> **Work to be completed**
Take every line that has the string "ÉTIENNE" and copy it out.

> **Excerpted data**
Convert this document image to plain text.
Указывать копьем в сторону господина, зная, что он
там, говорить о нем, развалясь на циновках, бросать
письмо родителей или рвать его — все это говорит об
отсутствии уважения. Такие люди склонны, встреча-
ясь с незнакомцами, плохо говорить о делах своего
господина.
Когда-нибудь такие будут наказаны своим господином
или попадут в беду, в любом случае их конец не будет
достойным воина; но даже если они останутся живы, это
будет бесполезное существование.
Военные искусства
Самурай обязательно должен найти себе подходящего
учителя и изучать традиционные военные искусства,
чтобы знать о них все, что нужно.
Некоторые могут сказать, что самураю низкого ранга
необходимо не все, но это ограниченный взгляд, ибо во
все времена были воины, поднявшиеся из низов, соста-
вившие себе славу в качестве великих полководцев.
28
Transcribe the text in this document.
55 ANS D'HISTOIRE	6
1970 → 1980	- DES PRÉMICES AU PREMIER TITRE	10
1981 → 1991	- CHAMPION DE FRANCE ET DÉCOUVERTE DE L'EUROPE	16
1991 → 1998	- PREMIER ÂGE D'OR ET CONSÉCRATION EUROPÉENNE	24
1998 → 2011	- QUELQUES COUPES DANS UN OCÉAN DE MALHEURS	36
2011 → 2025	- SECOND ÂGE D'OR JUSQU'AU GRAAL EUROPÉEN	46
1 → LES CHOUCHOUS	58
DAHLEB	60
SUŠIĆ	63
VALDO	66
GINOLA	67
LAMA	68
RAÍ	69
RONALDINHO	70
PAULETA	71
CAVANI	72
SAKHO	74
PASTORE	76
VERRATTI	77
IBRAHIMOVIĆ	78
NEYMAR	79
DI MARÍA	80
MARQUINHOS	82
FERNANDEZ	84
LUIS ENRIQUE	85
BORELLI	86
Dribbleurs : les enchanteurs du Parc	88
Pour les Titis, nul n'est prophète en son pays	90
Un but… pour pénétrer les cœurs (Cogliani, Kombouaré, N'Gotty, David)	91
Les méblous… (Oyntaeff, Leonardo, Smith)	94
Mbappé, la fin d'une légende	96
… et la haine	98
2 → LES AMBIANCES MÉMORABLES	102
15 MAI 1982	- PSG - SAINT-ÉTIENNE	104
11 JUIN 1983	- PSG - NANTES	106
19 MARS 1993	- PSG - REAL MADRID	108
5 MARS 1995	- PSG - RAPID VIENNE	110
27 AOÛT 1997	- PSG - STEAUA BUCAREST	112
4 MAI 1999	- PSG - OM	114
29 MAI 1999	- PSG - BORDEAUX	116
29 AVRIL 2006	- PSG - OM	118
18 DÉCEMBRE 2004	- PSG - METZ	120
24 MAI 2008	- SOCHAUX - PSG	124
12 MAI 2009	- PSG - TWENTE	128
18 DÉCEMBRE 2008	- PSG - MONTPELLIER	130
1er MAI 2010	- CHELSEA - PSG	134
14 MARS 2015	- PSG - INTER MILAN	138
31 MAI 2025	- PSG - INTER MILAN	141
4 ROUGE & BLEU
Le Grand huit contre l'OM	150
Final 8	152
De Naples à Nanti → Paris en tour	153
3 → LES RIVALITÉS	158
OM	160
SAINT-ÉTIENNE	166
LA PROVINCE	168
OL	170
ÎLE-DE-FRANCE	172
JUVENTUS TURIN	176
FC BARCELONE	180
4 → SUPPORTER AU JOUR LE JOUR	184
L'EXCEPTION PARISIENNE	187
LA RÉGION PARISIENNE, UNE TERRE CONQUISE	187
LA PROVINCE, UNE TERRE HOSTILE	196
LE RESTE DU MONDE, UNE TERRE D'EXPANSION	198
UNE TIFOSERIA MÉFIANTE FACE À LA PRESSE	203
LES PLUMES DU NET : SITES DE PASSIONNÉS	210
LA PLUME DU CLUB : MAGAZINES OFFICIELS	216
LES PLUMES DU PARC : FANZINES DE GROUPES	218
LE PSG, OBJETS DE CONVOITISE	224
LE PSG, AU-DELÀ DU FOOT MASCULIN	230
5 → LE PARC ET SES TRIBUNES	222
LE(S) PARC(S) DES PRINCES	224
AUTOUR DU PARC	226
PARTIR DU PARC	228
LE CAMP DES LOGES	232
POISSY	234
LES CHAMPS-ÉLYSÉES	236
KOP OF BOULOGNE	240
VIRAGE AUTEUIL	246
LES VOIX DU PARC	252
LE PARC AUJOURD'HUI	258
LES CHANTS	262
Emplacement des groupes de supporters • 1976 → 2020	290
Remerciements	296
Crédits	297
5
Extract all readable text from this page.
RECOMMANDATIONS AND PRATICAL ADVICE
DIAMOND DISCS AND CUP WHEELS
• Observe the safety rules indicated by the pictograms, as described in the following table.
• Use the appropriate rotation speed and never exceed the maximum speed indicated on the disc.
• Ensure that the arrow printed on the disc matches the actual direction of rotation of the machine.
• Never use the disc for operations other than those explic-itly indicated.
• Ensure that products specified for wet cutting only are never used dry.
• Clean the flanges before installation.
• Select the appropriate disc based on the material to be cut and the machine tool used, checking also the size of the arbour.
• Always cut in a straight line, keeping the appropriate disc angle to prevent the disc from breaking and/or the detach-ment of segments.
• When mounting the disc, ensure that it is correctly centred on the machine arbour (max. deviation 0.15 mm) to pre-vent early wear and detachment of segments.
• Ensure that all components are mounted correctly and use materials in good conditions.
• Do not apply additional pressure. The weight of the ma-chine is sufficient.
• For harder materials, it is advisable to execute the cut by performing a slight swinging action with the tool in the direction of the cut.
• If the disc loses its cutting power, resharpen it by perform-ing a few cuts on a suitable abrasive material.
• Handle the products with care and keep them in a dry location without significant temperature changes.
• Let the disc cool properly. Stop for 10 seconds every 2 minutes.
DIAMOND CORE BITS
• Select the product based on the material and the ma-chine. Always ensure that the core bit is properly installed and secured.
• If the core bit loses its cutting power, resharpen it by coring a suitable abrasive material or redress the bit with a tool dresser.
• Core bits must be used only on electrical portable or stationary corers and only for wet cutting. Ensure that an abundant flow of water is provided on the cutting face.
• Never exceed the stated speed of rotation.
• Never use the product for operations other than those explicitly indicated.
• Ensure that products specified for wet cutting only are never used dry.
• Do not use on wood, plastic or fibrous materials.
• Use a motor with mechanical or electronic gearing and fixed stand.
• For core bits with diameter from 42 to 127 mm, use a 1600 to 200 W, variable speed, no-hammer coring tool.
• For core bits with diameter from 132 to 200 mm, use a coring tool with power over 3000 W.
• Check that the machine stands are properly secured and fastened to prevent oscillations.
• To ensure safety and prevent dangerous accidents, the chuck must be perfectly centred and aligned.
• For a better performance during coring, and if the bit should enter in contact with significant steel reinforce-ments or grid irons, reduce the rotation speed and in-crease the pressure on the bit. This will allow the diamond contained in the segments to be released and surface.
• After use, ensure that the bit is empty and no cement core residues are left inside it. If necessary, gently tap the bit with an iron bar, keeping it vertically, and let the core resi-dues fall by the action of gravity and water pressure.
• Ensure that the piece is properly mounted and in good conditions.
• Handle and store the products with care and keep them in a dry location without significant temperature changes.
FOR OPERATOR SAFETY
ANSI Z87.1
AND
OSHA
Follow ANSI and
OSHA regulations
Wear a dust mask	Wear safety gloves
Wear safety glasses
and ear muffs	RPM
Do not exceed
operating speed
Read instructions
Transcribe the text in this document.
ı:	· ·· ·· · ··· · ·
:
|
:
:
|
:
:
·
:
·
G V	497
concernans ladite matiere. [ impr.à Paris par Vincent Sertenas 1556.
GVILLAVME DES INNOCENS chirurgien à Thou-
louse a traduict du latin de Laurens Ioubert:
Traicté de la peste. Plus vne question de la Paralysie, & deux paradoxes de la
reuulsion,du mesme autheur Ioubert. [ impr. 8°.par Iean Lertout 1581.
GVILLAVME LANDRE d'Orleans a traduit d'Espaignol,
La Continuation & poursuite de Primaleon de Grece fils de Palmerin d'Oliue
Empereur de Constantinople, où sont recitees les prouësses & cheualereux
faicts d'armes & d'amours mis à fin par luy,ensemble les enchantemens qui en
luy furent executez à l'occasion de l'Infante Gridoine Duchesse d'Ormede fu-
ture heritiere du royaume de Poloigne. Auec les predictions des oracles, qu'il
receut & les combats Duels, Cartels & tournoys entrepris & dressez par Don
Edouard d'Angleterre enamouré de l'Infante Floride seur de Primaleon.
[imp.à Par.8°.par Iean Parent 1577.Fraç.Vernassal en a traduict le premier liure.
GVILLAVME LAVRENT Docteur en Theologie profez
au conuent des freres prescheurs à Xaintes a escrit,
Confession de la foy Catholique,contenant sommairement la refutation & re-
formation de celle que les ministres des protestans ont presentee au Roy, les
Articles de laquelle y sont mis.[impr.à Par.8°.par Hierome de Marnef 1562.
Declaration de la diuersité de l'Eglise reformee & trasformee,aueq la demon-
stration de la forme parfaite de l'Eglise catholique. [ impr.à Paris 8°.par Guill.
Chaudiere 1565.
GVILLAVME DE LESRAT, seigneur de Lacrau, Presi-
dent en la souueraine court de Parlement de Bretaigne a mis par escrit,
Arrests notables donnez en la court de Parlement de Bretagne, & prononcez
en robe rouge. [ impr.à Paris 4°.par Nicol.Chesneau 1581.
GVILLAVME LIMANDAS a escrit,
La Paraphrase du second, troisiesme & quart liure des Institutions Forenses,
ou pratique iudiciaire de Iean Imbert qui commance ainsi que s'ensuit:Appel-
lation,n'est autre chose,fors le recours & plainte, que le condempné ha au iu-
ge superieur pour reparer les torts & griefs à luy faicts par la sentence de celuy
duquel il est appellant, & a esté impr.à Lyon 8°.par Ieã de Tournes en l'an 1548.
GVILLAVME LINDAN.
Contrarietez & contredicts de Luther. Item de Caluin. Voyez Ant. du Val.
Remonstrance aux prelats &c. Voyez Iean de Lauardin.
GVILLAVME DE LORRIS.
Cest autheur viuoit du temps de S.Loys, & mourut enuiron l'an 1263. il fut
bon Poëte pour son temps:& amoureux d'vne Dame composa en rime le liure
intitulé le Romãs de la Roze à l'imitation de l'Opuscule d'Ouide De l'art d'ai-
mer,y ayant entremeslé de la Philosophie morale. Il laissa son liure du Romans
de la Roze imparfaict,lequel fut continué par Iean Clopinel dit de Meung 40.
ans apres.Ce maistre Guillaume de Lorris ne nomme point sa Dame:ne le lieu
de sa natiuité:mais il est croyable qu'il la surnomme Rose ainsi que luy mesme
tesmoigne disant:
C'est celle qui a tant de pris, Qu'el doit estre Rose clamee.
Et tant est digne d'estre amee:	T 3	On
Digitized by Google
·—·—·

> **Result**
15 MAI 1982	- PSG - SAINT-ÉTIENNE	104
SAINT-ÉTIENNE	166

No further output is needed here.